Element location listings

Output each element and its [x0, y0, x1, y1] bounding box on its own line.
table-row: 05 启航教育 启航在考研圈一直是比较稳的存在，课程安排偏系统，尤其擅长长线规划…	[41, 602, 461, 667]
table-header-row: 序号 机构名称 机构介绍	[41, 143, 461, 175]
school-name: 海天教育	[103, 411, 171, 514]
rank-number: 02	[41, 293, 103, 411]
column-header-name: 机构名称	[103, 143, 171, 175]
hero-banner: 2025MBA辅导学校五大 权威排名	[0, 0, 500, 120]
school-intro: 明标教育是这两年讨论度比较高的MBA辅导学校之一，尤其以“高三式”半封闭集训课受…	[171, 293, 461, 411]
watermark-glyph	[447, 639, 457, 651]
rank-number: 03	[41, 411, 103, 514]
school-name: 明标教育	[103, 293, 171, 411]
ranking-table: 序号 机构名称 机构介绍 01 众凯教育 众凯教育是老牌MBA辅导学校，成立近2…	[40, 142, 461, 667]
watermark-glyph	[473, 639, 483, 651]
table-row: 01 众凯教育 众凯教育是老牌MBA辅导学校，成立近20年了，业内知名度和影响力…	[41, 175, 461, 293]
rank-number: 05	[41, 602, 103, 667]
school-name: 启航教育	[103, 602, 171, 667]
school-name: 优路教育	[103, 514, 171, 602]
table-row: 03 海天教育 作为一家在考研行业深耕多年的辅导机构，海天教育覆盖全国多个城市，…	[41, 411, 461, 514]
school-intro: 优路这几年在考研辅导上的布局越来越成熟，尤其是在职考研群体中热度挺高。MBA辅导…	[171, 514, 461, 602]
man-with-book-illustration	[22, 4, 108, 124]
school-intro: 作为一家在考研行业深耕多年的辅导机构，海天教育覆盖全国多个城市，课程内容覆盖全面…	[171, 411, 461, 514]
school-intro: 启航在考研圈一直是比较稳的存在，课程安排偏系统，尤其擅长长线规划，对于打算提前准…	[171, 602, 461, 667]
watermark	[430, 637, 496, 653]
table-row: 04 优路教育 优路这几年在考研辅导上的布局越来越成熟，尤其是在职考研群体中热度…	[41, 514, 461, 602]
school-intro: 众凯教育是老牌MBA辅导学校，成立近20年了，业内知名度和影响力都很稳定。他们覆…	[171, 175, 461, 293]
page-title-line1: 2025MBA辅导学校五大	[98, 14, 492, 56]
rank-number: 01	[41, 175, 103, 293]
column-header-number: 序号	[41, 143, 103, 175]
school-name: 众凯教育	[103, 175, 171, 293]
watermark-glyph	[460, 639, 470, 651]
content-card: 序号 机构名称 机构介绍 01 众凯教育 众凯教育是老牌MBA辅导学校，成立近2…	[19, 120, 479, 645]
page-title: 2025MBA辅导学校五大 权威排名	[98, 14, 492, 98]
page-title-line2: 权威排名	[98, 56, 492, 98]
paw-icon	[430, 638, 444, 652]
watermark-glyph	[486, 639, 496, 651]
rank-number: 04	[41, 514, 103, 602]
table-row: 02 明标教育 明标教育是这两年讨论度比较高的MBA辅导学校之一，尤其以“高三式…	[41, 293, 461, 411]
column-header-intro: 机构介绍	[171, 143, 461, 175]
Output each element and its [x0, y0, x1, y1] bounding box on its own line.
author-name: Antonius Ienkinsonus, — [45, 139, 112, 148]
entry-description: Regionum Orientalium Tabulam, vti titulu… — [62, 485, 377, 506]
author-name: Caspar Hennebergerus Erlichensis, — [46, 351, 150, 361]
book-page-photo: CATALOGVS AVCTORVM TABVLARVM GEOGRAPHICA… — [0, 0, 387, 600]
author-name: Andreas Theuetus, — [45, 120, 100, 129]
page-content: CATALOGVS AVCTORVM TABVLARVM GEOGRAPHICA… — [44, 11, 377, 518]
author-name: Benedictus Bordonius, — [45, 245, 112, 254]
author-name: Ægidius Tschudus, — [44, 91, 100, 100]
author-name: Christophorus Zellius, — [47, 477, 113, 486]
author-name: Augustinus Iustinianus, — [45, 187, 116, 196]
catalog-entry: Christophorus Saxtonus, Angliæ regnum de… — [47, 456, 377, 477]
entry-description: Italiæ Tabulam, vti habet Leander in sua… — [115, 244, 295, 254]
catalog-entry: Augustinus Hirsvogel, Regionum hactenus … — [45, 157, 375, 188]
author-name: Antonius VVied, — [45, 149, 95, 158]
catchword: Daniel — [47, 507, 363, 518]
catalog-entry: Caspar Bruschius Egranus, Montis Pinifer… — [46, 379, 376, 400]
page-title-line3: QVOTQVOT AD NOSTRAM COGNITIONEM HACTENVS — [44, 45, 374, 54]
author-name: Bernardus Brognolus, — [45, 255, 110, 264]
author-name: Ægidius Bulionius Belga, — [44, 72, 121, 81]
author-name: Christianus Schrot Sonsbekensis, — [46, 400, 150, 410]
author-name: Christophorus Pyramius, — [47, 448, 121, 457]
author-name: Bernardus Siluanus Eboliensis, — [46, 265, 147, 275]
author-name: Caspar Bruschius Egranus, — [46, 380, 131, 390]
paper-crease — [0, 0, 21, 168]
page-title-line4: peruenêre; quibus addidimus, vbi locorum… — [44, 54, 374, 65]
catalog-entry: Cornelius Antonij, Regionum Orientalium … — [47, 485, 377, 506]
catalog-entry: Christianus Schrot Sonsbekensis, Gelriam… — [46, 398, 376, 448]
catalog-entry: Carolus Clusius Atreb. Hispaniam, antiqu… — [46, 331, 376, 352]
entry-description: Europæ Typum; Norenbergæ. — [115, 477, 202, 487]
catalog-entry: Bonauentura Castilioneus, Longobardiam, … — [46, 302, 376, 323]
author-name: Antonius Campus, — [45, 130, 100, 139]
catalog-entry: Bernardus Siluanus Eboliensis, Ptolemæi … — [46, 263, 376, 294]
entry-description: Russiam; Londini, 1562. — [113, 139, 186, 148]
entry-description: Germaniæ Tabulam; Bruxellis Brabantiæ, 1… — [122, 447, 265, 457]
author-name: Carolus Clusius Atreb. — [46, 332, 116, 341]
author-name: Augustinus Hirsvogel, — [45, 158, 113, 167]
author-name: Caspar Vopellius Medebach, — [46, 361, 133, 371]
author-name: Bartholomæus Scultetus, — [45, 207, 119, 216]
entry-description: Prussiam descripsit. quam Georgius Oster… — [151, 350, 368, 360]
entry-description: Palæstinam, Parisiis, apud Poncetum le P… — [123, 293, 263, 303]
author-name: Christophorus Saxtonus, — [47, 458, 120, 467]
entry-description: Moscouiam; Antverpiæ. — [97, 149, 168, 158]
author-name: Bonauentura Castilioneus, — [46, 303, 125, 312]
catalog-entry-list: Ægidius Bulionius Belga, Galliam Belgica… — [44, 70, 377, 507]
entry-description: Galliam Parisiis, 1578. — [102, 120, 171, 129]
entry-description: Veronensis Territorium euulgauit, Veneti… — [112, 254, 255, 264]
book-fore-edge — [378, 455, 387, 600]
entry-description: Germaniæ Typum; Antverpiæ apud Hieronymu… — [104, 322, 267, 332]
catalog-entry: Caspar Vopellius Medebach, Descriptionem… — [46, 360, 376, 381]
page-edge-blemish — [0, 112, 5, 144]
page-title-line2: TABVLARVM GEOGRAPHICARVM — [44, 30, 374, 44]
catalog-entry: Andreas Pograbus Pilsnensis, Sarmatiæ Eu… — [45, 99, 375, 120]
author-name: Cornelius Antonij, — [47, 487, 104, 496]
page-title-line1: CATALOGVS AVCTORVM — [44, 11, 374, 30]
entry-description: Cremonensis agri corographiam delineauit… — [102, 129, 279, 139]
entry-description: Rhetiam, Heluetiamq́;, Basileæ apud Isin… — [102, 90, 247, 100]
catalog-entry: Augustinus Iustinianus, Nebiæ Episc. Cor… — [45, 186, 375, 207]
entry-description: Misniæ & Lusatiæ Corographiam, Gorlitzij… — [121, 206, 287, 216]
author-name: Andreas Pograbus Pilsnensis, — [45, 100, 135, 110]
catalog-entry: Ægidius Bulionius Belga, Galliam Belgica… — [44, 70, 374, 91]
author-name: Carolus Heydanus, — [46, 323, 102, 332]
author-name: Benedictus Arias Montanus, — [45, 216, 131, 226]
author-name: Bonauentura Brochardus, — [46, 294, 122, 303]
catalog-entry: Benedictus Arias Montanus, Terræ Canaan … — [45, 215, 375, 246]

**WHAT TO PRODUCE**.
Copy out the entries from the very first line up to and including the line that contains "639, 457, 651]", character for character.

**WRITTEN RESPONSE**.
Output each element and its [x0, y0, x1, y1] bounding box on its own line.
table-row: 05 启航教育 启航在考研圈一直是比较稳的存在，课程安排偏系统，尤其擅长长线规划…	[41, 602, 461, 667]
table-header-row: 序号 机构名称 机构介绍	[41, 143, 461, 175]
school-name: 海天教育	[103, 411, 171, 514]
rank-number: 02	[41, 293, 103, 411]
column-header-name: 机构名称	[103, 143, 171, 175]
hero-banner: 2025MBA辅导学校五大 权威排名	[0, 0, 500, 120]
school-intro: 明标教育是这两年讨论度比较高的MBA辅导学校之一，尤其以“高三式”半封闭集训课受…	[171, 293, 461, 411]
watermark-glyph	[447, 639, 457, 651]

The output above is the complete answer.